Stored items:
++++

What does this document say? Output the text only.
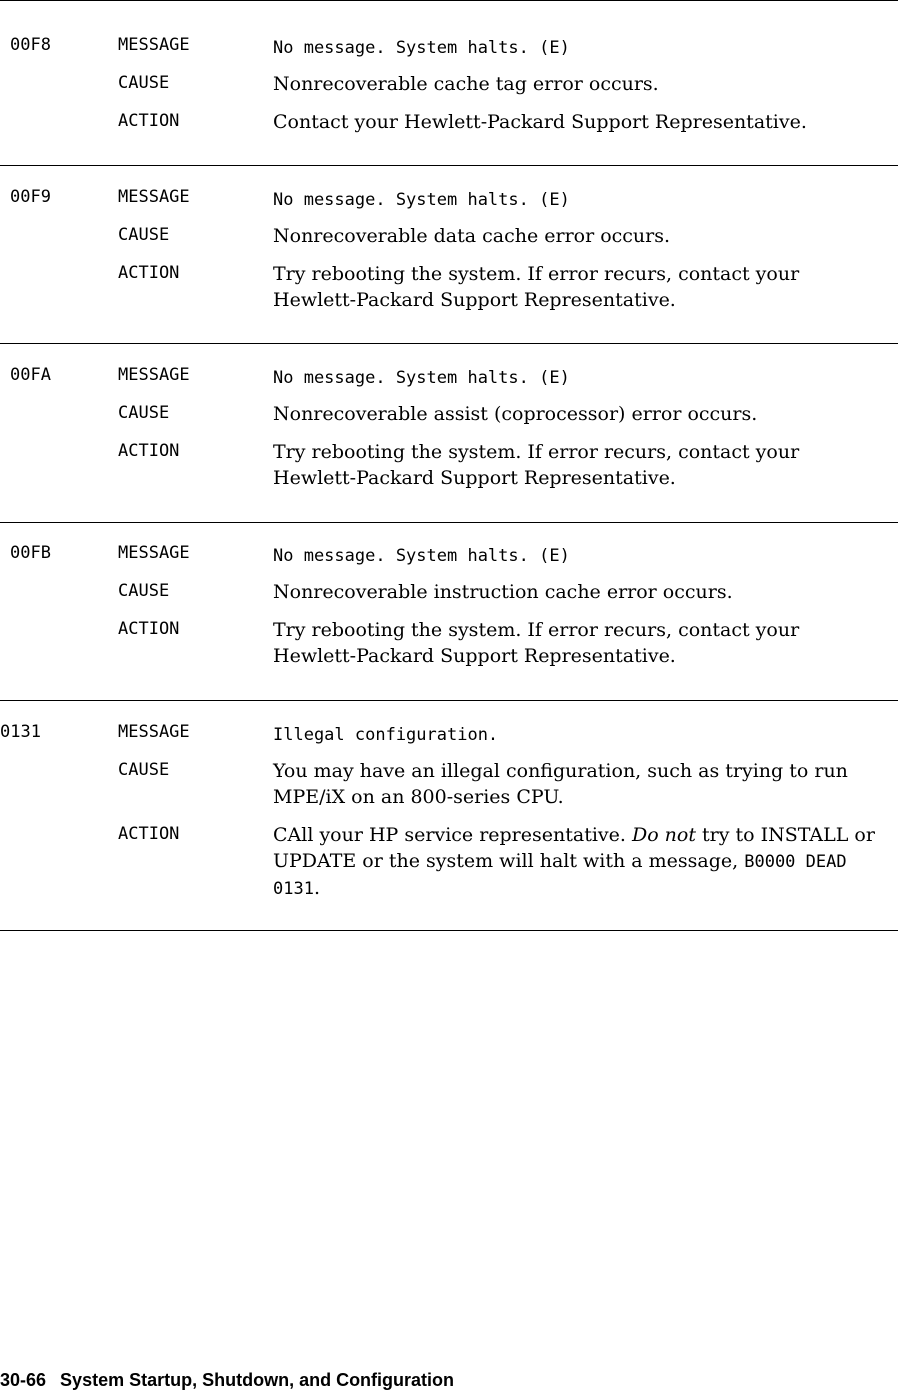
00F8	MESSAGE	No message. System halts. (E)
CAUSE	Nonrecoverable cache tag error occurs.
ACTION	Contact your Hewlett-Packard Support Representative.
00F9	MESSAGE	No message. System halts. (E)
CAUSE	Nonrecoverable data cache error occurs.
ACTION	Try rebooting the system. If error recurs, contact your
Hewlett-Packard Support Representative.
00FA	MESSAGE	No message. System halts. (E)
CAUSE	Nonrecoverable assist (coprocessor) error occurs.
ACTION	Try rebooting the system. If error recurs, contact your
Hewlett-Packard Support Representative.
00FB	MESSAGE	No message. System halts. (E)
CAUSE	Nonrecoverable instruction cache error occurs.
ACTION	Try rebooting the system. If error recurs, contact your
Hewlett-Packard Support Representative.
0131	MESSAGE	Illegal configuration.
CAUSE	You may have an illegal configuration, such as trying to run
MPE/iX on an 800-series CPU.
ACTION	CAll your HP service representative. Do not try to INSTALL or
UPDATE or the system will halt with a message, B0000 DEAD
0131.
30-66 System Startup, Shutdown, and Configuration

++++

(REQUIRED WORK):
Drop the pictures and reproduce the rest of the entries above exactly.

(RESPONSE):
What does this document say? Output the text only.
00F8	MESSAGE	No message. System halts. (E)
CAUSE	Nonrecoverable cache tag error occurs.
ACTION	Contact your Hewlett-Packard Support Representative.
00F9	MESSAGE	No message. System halts. (E)
CAUSE	Nonrecoverable data cache error occurs.
ACTION	Try rebooting the system. If error recurs, contact your
Hewlett-Packard Support Representative.
00FA	MESSAGE	No message. System halts. (E)
CAUSE	Nonrecoverable assist (coprocessor) error occurs.
ACTION	Try rebooting the system. If error recurs, contact your
Hewlett-Packard Support Representative.
00FB	MESSAGE	No message. System halts. (E)
CAUSE	Nonrecoverable instruction cache error occurs.
ACTION	Try rebooting the system. If error recurs, contact your
Hewlett-Packard Support Representative.
0131	MESSAGE	Illegal configuration.
CAUSE	You may have an illegal configuration, such as trying to run
MPE/iX on an 800-series CPU.
ACTION	CAll your HP service representative. Do not try to INSTALL or
UPDATE or the system will halt with a message, B0000 DEAD
0131.
30-66 System Startup, Shutdown, and Configuration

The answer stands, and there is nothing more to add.